═══ Texto do exercício

Os bandidos estabeleceram então, uma conexão com seu servidor de comando e controle, e isso os permitiu instalar remotamente softwares nos ATMs.

O ATMitch foi instalado e executado na máquina usando comandos remotos. Parecida com uma atualização legítima, não alarmou nenhuma das soluções de segurança do banco.  Depois disso, o malware começa a procurar por um arquivo chamado command.txt. Ele contém comandos de apenas uma letra que controlam o ATM. Por exemplo, “o” serve para “abrir a bandeja de dinheiro”.

Essa é a parte que o roubo de fato começa. O malware inicia com um comando que exibe a quantidade de dinheiro no ATM, seguido por outro que libera as notas. Na hora que a ordem é enviada, os criminosos já estão no local para pegar o dinheiro.

Os criminosos tentaram não deixar vestígios e não havia executáveis no disco rígido do ATM. Após a retirada do dinheiro, o ATMitch registrava toda informação acerca da operação nos arquivos e apagava o command.txt. Uma nota importante: o programa poderia ser instalado na grande maioria das máquinas desse tipo – a única necessidade é que o alvo conseguisse suportar uma biblioteca XFS, o que se aplica a maioria dos terminais.

Você pode encontrar mais informações sobre o malware ATMitch no Securelist.

Bl@ckb0x_m@g1k – um truque simples e esperto

O próximo caso também tem início com um pedido de um banco. Os registros do ATM também foram limpos. O HD estava intacto e o hacker tampou as câmeras de segurança com fita adesiva.

Pedimos que o banco nos desse o ATM para análise. Nós o desmontamos e fizemos uma descoberta incrível – um adaptador bluetooth conectado à uma porta USB. No HD, encontramos drivers de um teclado Bluetooth.

A partir daí, reconstruir o roubo foi simples. Alguém instala o adaptador bluetooth no equipamento e espera até três meses para a limpeza dos registros. Então, o criminoso volta com um teclado Bluetooth, cobre as câmeras de segurança, usa o teclado para reiniciar o ATM em modo de serviço, e finalmente, executa a operação de esvaziar o caixa. Pronto, simples assim.

══════

--- Exercício 1 ---
No texto sobre os roubos a ATMs, para que serve o comando “o”?
--- Exercício 2 ---
Transcreva do texto sobre os roubos a ATMs o trecho que começa nas palavras “Pedimos que o” e vai até as palavras “Pronto, simples assim.”, inclusive.

═══ Os dados

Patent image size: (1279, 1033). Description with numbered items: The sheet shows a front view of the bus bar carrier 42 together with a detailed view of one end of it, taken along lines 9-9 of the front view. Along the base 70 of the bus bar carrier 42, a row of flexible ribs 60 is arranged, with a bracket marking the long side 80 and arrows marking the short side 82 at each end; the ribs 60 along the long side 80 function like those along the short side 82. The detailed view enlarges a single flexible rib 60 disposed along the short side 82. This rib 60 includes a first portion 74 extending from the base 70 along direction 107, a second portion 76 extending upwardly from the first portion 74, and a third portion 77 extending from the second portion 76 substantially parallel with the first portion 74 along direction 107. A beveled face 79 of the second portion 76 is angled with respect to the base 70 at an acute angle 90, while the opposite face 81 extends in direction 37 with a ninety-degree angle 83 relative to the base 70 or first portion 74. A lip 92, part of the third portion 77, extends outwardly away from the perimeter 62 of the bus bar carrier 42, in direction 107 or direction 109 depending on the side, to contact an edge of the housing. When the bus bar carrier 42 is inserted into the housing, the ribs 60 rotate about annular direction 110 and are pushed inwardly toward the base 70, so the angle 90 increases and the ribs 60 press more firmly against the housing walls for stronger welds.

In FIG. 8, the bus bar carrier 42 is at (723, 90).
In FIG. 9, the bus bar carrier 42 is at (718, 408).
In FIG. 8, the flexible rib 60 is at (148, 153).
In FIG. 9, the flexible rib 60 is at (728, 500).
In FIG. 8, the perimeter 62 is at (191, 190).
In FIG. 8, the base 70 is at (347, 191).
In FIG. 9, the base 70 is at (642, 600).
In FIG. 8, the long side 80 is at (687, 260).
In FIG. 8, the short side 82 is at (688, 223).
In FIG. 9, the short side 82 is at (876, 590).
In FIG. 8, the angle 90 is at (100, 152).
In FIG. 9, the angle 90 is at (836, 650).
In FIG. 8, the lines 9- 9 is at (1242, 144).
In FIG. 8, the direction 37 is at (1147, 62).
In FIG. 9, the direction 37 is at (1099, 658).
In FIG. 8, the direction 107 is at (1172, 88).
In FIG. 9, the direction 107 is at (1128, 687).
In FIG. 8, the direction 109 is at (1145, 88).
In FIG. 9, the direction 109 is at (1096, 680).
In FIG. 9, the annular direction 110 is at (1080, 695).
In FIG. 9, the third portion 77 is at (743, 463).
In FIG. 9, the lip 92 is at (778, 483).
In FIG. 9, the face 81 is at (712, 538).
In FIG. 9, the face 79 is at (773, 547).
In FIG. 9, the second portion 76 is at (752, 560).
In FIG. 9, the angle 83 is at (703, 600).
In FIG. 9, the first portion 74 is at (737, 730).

══════

--- Resposta 1 ---
Serve para abrir a bandeja de dinheiro.

--- Resposta 2 ---
Pedimos que o banco nos desse o ATM para análise. Nós o desmontamos e fizemos uma descoberta incrível – um adaptador bluetooth conectado à uma porta USB. No HD, encontramos drivers de um teclado Bluetooth.

A partir daí, reconstruir o roubo foi simples. Alguém instala o adaptador bluetooth no equipamento e espera até três meses para a limpeza dos registros. Então, o criminoso volta com um teclado Bluetooth, cobre as câmeras de segurança, usa o teclado para reiniciar o ATM em modo de serviço, e finalmente, executa a operação de esvaziar o caixa. Pronto, simples assim.